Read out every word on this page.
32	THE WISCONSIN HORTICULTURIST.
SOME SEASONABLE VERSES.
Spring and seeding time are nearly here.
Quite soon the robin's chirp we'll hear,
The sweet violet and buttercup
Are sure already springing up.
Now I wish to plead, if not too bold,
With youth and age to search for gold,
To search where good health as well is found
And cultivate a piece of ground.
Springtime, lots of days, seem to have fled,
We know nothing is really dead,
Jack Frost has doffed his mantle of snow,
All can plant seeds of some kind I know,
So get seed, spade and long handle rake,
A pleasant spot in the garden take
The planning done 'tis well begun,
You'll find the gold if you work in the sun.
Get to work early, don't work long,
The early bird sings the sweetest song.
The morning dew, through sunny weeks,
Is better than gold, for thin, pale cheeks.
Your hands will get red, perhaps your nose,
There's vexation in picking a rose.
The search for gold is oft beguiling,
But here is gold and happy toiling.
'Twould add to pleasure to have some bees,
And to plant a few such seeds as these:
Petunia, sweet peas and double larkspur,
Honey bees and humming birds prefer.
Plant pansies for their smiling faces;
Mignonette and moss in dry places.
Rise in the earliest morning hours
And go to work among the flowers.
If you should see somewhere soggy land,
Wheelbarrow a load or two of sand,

+ + + +

**WHAT THIS TASK INVOLVES**: Return every record, word for word.

**TASK RESPONSE**:
Read out every word on this page.
32	THE WISCONSIN HORTICULTURIST.
SOME SEASONABLE VERSES.
Spring and seeding time are nearly here.
Quite soon the robin's chirp we'll hear,
The sweet violet and buttercup
Are sure already springing up.
Now I wish to plead, if not too bold,
With youth and age to search for gold,
To search where good health as well is found
And cultivate a piece of ground.
Springtime, lots of days, seem to have fled,
We know nothing is really dead,
Jack Frost has doffed his mantle of snow,
All can plant seeds of some kind I know,
So get seed, spade and long handle rake,
A pleasant spot in the garden take
The planning done 'tis well begun,
You'll find the gold if you work in the sun.
Get to work early, don't work long,
The early bird sings the sweetest song.
The morning dew, through sunny weeks,
Is better than gold, for thin, pale cheeks.
Your hands will get red, perhaps your nose,
There's vexation in picking a rose.
The search for gold is oft beguiling,
But here is gold and happy toiling.
'Twould add to pleasure to have some bees,
And to plant a few such seeds as these:
Petunia, sweet peas and double larkspur,
Honey bees and humming birds prefer.
Plant pansies for their smiling faces;
Mignonette and moss in dry places.
Rise in the earliest morning hours
And go to work among the flowers.
If you should see somewhere soggy land,
Wheelbarrow a load or two of sand,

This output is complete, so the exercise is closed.